À faire – Reproduisez à l'identique toutes les lignes des enregistrements ci-dessous, dans l'ordre et sans aucune modification.

______

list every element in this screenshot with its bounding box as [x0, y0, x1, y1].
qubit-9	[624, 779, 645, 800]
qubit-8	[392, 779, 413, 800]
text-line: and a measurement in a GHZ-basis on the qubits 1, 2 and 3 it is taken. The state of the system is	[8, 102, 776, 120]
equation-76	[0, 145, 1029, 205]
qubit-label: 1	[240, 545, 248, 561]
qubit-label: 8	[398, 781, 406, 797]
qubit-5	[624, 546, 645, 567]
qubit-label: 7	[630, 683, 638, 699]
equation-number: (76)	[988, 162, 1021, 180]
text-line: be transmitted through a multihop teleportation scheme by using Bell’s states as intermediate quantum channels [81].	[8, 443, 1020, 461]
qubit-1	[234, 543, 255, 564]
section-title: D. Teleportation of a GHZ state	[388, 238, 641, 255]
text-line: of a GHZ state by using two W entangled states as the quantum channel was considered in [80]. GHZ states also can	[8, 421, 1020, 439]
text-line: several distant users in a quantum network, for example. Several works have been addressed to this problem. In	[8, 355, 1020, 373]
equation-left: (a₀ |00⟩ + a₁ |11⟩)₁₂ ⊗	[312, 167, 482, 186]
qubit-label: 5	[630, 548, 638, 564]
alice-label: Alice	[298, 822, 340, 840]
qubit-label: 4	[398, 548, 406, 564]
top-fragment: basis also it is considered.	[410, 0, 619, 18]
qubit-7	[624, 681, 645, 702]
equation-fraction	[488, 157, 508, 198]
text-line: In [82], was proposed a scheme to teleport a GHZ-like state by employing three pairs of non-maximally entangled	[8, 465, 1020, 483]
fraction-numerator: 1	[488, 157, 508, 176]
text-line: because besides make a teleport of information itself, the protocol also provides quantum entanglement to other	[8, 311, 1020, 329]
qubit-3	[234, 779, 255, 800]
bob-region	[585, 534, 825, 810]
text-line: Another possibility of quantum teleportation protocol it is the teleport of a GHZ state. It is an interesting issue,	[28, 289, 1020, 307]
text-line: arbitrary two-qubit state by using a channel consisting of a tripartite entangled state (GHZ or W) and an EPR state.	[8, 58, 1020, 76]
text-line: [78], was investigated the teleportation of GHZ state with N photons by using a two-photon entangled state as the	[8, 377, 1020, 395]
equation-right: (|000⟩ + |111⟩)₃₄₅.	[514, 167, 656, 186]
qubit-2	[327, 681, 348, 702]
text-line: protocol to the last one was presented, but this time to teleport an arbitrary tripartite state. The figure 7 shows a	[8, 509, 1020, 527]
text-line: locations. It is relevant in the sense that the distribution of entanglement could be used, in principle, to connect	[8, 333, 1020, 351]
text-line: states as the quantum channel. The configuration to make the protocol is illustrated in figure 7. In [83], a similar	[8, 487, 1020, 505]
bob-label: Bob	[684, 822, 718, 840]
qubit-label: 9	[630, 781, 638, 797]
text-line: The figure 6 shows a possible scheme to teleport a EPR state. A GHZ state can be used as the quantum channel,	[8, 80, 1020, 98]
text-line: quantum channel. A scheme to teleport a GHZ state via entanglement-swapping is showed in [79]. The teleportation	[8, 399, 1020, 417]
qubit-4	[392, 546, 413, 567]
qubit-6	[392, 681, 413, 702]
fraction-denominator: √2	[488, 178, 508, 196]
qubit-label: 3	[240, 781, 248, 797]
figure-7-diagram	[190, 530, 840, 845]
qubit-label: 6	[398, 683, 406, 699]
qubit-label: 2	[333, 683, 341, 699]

______

Réponse attendue –
list every element in this screenshot with its bounding box as [x0, y0, x1, y1].
qubit-9	[624, 779, 645, 800]
qubit-8	[392, 779, 413, 800]
text-line: and a measurement in a GHZ-basis on the qubits 1, 2 and 3 it is taken. The state of the system is	[8, 102, 776, 120]
equation-76	[0, 145, 1029, 205]
qubit-label: 1	[240, 545, 248, 561]
qubit-label: 8	[398, 781, 406, 797]
qubit-5	[624, 546, 645, 567]
qubit-label: 7	[630, 683, 638, 699]
equation-number: (76)	[988, 162, 1021, 180]
text-line: be transmitted through a multihop teleportation scheme by using Bell’s states as intermediate quantum channels [81].	[8, 443, 1020, 461]
qubit-1	[234, 543, 255, 564]
section-title: D. Teleportation of a GHZ state	[388, 238, 641, 255]
text-line: of a GHZ state by using two W entangled states as the quantum channel was considered in [80]. GHZ states also can	[8, 421, 1020, 439]
text-line: several distant users in a quantum network, for example. Several works have been addressed to this problem. In	[8, 355, 1020, 373]
equation-left: (a₀ |00⟩ + a₁ |11⟩)₁₂ ⊗	[312, 167, 482, 186]
qubit-label: 5	[630, 548, 638, 564]
alice-label: Alice	[298, 822, 340, 840]
qubit-label: 4	[398, 548, 406, 564]
top-fragment: basis also it is considered.	[410, 0, 619, 18]
qubit-7	[624, 681, 645, 702]
equation-fraction	[488, 157, 508, 198]
text-line: In [82], was proposed a scheme to teleport a GHZ-like state by employing three pairs of non-maximally entangled	[8, 465, 1020, 483]
fraction-numerator: 1	[488, 157, 508, 176]
text-line: because besides make a teleport of information itself, the protocol also provides quantum entanglement to other	[8, 311, 1020, 329]
qubit-3	[234, 779, 255, 800]
bob-region	[585, 534, 825, 810]
text-line: Another possibility of quantum teleportation protocol it is the teleport of a GHZ state. It is an interesting issue,	[28, 289, 1020, 307]
text-line: arbitrary two-qubit state by using a channel consisting of a tripartite entangled state (GHZ or W) and an EPR state.	[8, 58, 1020, 76]
text-line: [78], was investigated the teleportation of GHZ state with N photons by using a two-photon entangled state as the	[8, 377, 1020, 395]
equation-right: (|000⟩ + |111⟩)₃₄₅.	[514, 167, 656, 186]
qubit-2	[327, 681, 348, 702]
text-line: protocol to the last one was presented, but this time to teleport an arbitrary tripartite state. The figure 7 shows a	[8, 509, 1020, 527]
text-line: locations. It is relevant in the sense that the distribution of entanglement could be used, in principle, to connect	[8, 333, 1020, 351]
text-line: states as the quantum channel. The configuration to make the protocol is illustrated in figure 7. In [83], a similar	[8, 487, 1020, 505]
bob-label: Bob	[684, 822, 718, 840]
qubit-label: 9	[630, 781, 638, 797]
text-line: The figure 6 shows a possible scheme to teleport a EPR state. A GHZ state can be used as the quantum channel,	[8, 80, 1020, 98]
text-line: quantum channel. A scheme to teleport a GHZ state via entanglement-swapping is showed in [79]. The teleportation	[8, 399, 1020, 417]
qubit-4	[392, 546, 413, 567]
qubit-6	[392, 681, 413, 702]
fraction-denominator: √2	[488, 178, 508, 196]
qubit-label: 3	[240, 781, 248, 797]
figure-7-diagram	[190, 530, 840, 845]
qubit-label: 6	[398, 683, 406, 699]
qubit-label: 2	[333, 683, 341, 699]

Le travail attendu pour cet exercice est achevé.